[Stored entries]
## BEGIN
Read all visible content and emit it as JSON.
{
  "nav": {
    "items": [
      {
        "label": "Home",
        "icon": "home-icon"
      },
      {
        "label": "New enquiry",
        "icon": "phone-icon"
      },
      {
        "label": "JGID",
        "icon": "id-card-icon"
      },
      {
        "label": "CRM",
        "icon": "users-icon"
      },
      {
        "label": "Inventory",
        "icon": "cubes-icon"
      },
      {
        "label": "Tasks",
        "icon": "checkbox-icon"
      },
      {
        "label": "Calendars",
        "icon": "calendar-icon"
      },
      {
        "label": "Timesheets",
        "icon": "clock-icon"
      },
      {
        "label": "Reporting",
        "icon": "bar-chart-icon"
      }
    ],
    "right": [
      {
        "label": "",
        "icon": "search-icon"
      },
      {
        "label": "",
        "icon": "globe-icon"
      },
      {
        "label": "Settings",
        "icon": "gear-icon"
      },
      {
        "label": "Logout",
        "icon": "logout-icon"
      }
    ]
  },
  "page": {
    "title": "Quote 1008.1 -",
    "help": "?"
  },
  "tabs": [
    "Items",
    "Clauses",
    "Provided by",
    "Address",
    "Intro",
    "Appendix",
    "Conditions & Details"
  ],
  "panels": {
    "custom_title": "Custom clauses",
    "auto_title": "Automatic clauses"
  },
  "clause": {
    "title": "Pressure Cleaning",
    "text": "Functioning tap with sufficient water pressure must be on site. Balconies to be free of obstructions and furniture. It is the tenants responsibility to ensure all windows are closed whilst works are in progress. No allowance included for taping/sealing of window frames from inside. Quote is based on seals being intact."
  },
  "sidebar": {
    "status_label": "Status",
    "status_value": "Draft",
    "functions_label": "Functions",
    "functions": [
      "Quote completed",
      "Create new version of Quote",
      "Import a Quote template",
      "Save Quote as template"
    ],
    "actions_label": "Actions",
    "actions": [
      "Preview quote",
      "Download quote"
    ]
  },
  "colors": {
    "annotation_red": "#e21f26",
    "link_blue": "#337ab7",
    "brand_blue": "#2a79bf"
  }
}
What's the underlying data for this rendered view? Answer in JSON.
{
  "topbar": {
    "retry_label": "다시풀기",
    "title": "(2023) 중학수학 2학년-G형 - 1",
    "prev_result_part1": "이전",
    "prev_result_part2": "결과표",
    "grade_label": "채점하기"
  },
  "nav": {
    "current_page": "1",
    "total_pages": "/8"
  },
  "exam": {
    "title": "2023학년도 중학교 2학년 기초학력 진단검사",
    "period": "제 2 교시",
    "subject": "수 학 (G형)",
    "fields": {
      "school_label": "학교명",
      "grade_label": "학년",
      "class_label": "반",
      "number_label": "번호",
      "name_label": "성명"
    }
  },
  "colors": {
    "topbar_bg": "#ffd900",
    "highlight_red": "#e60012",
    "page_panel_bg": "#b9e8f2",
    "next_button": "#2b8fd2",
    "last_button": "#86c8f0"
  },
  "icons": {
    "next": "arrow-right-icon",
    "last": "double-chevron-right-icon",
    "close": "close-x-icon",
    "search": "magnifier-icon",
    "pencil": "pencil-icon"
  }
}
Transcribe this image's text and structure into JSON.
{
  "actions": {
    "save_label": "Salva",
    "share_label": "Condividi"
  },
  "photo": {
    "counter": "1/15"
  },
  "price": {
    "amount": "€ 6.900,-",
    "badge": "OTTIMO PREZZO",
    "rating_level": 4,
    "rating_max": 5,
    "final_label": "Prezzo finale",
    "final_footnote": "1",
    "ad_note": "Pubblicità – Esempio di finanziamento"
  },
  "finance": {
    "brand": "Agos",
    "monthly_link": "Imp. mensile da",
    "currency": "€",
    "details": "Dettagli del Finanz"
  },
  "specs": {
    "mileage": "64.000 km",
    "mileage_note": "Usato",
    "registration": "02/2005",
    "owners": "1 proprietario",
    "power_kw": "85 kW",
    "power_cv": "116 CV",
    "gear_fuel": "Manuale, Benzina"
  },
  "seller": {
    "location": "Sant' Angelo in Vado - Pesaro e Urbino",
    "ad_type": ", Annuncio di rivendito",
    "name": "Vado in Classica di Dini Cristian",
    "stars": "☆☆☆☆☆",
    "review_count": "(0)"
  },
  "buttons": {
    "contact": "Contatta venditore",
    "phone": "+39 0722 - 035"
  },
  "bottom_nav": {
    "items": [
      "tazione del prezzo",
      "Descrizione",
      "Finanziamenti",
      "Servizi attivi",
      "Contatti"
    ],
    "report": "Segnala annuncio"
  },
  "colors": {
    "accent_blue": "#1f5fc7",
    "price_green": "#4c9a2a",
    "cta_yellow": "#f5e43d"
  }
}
## END
* TASK BRIEF:
Return all lines containing "template".

* WORKED ANSWER:
      "Import a Quote template",
      "Save Quote as template"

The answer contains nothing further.